Copy out every line in the entries below that includes "data".

-- start of Recorded information --

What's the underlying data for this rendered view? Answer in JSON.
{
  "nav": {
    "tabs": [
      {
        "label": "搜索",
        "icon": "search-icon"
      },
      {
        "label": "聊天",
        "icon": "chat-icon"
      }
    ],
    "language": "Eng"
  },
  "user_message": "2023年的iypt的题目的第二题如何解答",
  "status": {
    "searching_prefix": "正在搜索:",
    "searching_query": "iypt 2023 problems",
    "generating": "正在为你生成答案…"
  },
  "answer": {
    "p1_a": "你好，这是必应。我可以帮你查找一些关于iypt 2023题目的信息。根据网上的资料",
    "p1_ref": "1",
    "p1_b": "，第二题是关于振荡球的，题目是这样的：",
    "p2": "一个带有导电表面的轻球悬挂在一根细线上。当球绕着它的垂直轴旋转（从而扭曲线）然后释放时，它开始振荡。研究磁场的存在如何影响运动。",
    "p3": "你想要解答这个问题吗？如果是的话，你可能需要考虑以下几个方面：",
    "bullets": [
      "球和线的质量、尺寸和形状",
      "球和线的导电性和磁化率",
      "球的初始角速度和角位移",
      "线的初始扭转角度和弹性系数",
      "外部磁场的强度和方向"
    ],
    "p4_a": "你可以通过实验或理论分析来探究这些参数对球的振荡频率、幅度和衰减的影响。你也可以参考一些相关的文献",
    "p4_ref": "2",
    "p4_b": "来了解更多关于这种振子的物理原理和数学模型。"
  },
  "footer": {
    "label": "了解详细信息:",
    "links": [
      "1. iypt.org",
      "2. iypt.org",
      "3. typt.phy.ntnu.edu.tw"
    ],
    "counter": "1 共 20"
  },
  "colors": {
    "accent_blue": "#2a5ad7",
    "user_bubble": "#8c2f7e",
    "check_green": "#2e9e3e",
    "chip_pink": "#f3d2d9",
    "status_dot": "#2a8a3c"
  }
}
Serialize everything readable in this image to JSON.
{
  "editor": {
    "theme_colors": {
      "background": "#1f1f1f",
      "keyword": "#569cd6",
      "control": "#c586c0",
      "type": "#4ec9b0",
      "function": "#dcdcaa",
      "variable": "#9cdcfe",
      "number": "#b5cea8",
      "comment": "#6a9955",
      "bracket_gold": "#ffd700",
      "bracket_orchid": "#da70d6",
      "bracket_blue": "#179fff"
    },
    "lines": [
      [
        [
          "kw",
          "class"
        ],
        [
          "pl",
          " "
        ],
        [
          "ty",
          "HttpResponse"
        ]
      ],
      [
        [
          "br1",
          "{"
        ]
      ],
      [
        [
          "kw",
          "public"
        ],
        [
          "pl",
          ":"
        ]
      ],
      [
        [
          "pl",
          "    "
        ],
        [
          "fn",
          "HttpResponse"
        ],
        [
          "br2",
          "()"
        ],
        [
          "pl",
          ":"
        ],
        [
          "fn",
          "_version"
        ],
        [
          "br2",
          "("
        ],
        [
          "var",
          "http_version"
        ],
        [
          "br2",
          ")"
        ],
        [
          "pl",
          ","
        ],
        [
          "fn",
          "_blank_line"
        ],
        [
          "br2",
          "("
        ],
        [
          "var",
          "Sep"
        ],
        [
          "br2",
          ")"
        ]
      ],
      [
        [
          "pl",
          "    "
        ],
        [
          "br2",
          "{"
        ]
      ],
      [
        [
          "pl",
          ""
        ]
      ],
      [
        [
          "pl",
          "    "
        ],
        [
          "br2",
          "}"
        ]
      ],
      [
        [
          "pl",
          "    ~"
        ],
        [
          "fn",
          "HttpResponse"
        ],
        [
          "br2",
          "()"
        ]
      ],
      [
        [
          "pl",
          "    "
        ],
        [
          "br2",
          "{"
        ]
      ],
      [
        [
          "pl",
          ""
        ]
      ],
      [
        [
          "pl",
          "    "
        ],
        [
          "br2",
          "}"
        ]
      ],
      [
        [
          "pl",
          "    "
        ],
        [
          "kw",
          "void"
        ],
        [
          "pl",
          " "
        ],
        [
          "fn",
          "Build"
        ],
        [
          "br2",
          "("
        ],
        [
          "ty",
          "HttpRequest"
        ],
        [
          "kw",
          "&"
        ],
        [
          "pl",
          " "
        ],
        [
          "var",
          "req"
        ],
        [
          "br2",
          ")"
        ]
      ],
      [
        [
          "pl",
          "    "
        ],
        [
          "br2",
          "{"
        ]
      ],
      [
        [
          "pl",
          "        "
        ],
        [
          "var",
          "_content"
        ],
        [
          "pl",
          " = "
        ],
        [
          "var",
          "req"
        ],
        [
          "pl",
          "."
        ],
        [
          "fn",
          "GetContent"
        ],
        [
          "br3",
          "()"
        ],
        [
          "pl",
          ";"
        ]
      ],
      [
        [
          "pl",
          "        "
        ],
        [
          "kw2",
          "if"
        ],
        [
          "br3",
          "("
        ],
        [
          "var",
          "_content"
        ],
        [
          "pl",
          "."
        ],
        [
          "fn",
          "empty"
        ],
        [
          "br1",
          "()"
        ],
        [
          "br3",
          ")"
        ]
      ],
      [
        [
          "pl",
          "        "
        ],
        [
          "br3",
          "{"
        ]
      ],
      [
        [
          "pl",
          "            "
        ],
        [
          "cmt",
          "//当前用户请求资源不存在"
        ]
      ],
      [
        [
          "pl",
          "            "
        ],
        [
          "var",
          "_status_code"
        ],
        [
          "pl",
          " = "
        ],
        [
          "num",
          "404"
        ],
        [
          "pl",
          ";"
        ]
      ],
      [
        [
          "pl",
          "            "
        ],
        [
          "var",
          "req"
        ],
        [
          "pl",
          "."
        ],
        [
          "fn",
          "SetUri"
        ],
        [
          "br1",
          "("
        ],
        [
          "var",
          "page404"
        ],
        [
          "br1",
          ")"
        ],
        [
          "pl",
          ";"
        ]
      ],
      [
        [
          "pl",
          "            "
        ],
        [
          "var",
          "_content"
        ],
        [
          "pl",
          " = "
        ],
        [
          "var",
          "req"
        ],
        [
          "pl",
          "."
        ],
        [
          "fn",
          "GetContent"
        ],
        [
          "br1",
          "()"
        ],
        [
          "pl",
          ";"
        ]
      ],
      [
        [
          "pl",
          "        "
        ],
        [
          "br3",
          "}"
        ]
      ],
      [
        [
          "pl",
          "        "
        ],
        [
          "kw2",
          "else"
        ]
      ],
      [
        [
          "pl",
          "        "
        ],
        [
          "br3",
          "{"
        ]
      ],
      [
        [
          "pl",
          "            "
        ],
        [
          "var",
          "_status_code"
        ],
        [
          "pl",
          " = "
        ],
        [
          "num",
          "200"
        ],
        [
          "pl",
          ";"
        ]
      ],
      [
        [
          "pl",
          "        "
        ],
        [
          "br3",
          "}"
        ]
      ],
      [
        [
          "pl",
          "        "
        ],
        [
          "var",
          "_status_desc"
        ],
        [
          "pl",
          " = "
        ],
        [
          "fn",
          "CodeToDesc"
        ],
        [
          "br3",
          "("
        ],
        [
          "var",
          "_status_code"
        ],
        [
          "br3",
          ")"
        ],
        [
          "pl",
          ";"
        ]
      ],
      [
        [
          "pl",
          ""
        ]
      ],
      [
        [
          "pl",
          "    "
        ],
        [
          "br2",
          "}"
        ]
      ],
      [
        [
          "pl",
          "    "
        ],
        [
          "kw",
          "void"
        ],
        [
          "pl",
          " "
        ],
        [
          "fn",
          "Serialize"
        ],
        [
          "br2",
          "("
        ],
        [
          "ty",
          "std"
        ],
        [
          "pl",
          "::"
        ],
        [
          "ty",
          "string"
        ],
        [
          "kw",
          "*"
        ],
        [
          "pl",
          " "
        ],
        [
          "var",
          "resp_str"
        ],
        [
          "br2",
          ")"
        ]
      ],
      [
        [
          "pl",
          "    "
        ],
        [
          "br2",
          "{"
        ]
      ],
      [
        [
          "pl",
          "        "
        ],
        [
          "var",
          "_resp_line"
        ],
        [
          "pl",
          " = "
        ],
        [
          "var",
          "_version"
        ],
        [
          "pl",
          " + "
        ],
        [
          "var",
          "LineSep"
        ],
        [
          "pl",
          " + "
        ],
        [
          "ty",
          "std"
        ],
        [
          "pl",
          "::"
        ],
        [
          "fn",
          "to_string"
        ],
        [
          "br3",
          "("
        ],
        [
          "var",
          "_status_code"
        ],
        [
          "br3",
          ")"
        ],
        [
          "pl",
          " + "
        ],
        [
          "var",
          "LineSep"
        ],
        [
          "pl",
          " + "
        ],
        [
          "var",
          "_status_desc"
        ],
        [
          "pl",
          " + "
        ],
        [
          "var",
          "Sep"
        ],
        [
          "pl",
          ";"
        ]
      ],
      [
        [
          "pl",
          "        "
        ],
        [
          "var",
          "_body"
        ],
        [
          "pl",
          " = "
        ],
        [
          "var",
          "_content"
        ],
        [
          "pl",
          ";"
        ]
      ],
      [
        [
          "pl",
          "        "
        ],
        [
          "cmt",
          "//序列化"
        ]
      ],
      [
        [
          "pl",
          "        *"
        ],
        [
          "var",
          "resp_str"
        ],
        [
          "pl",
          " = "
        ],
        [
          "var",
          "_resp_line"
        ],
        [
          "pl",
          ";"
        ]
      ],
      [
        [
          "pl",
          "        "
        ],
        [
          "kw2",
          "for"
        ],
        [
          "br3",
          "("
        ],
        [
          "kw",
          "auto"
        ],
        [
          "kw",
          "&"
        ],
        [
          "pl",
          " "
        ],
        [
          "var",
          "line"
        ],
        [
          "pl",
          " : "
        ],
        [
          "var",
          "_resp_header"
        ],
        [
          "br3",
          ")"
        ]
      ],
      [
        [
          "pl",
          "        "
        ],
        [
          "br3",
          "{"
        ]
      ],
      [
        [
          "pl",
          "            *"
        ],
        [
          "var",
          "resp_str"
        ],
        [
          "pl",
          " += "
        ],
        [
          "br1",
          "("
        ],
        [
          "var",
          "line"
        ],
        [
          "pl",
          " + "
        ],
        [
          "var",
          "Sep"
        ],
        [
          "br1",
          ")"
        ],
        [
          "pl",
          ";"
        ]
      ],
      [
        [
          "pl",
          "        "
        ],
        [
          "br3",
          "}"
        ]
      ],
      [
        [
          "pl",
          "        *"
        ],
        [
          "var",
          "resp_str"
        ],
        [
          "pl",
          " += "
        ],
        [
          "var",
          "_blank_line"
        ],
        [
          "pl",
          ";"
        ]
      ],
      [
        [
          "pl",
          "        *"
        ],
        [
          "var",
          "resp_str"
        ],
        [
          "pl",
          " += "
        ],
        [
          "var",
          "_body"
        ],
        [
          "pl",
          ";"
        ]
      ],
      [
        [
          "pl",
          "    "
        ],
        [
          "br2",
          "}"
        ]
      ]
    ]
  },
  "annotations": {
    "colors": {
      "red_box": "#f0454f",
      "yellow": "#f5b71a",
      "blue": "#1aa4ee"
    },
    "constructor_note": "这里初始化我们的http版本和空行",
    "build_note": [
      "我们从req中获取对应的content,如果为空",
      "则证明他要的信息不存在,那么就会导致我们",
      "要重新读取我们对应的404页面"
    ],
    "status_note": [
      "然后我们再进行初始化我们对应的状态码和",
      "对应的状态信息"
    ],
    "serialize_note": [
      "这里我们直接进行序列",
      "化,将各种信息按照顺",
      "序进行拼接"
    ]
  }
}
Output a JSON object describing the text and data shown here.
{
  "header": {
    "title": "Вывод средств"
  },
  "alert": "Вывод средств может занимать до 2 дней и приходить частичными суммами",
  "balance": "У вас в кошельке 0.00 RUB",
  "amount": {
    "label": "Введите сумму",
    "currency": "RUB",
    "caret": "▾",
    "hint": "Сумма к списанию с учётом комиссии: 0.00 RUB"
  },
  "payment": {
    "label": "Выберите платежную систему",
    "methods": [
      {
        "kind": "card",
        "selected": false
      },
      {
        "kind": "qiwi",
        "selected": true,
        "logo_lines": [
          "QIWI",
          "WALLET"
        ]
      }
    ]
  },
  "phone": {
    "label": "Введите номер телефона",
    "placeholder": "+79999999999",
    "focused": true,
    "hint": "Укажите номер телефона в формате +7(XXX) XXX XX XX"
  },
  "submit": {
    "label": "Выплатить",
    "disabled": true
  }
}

-- end of Recorded information --

§ **Solved problem**:
What's the underlying data for this rendered view? Answer in JSON.
Output a JSON object describing the text and data shown here.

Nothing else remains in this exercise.